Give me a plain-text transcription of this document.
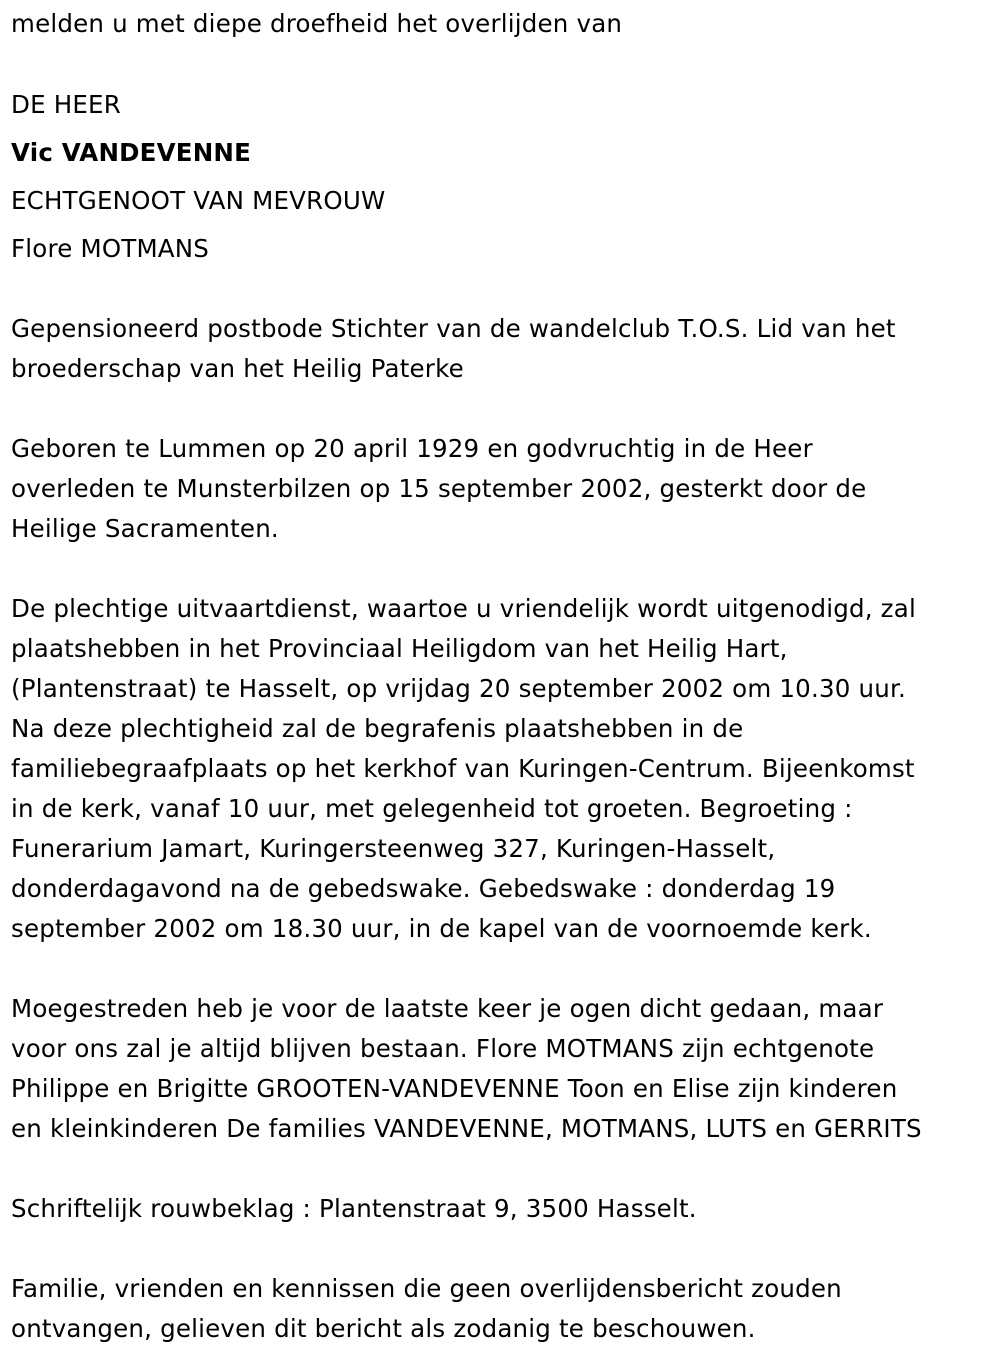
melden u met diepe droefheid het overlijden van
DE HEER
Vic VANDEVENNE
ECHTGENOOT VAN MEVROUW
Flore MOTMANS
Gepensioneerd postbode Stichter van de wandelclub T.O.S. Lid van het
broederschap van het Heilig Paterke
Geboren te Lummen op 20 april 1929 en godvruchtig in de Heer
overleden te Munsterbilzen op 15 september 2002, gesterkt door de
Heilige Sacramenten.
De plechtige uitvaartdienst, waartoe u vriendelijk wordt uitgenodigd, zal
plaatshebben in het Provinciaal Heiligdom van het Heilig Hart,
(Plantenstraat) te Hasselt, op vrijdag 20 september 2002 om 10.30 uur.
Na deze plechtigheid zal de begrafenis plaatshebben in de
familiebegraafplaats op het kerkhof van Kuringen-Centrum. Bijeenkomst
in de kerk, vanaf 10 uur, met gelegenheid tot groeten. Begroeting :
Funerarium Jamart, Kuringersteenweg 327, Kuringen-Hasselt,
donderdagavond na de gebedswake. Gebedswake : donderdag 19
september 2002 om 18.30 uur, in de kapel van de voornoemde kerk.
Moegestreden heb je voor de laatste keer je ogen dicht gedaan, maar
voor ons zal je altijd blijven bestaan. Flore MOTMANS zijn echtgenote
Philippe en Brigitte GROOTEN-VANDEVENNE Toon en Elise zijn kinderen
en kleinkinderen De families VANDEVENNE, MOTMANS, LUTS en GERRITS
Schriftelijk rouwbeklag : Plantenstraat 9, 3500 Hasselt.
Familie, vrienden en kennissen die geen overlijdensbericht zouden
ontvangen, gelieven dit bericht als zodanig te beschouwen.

== == ==

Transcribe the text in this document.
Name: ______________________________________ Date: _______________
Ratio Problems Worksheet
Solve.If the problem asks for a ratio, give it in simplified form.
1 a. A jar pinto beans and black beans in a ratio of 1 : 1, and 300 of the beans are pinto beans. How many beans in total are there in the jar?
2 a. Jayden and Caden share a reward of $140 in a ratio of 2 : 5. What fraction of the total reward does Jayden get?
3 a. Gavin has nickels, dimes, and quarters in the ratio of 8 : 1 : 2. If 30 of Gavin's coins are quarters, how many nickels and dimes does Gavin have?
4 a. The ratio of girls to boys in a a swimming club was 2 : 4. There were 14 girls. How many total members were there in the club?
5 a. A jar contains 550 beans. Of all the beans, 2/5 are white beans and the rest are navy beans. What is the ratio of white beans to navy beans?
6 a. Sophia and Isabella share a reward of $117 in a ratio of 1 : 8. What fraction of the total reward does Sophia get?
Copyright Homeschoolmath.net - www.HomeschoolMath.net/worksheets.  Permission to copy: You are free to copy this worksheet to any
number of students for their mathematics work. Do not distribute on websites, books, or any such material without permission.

== == ==

Task requirements |
Return each line that includes "Plantenstraat".

Exercise solution |
(Plantenstraat) te Hasselt, op vrijdag 20 september 2002 om 10.30 uur.
Schriftelijk rouwbeklag : Plantenstraat 9, 3500 Hasselt.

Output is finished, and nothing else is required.